* _AIM_: Every line holding the word "zaleceń" counts once. Give the total, nothing more.

BEGIN

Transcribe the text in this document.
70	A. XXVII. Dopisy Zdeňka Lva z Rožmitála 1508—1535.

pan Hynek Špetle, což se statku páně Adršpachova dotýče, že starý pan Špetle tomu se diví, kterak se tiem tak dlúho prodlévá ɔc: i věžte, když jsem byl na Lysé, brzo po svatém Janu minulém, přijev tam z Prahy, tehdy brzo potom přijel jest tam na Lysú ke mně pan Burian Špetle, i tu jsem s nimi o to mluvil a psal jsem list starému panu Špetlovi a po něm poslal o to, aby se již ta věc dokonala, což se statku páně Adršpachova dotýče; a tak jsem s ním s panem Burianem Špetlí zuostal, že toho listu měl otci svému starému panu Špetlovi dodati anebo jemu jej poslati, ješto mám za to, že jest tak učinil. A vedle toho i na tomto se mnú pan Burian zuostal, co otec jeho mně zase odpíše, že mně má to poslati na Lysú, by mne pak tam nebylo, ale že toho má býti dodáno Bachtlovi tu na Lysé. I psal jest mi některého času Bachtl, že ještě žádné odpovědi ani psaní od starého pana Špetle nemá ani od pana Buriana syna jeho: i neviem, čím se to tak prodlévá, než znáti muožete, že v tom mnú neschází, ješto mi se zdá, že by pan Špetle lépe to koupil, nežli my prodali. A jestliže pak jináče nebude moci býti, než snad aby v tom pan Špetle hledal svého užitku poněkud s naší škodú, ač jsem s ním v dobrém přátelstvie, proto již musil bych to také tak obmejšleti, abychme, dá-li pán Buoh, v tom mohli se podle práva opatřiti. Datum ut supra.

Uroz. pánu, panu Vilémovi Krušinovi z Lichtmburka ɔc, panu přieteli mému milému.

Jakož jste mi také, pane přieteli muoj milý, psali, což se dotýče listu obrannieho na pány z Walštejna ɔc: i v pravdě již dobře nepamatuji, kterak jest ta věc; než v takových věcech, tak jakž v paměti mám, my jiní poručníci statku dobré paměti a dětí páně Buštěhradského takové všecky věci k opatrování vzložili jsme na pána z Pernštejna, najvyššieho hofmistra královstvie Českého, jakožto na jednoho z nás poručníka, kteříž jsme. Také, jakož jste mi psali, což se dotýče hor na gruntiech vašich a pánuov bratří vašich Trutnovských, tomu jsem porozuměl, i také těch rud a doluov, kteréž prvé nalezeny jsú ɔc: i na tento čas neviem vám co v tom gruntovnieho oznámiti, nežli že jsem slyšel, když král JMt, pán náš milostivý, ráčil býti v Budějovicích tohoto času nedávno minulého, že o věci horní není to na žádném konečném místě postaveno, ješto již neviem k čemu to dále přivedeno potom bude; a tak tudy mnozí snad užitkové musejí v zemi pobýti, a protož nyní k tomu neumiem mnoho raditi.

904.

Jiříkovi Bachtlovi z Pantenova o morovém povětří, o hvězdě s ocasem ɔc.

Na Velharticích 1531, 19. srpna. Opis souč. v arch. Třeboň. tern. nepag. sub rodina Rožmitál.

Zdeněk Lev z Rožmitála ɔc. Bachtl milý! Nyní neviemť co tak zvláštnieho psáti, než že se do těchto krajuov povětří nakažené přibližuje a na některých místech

END
BEGIN

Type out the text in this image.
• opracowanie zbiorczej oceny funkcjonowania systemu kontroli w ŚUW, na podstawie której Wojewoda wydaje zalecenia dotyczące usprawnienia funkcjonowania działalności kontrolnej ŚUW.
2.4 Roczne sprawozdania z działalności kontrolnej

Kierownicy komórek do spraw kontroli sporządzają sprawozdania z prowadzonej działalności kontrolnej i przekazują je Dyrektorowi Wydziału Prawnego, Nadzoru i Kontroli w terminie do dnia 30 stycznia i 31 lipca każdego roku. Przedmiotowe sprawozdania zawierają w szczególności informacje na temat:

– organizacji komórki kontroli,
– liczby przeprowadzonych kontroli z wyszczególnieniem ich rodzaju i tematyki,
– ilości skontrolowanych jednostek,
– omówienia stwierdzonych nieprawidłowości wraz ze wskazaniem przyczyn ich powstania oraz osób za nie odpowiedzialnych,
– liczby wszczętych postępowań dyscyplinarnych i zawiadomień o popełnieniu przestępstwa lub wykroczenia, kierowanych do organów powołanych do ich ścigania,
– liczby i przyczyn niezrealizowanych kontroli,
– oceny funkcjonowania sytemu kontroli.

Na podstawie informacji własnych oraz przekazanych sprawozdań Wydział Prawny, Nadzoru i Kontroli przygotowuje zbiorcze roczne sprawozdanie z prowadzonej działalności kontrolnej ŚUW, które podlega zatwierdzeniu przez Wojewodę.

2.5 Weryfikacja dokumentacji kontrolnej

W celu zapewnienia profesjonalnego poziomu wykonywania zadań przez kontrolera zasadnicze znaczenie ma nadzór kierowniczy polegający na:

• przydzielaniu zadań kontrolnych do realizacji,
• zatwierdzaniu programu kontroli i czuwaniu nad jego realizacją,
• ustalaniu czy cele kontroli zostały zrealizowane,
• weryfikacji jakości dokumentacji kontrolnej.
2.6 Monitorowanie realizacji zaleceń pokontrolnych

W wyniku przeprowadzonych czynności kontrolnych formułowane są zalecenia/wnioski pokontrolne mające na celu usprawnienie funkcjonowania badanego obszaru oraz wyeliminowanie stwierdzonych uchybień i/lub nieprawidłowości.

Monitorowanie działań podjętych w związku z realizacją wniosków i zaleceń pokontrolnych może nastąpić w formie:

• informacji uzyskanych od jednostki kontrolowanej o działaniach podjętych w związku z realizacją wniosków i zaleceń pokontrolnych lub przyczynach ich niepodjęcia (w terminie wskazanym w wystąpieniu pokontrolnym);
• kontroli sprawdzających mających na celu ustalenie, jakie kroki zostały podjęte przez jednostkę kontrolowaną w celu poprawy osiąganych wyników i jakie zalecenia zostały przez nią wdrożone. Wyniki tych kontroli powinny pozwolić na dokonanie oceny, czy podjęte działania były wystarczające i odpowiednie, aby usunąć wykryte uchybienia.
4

END

* _ANSWER_: 3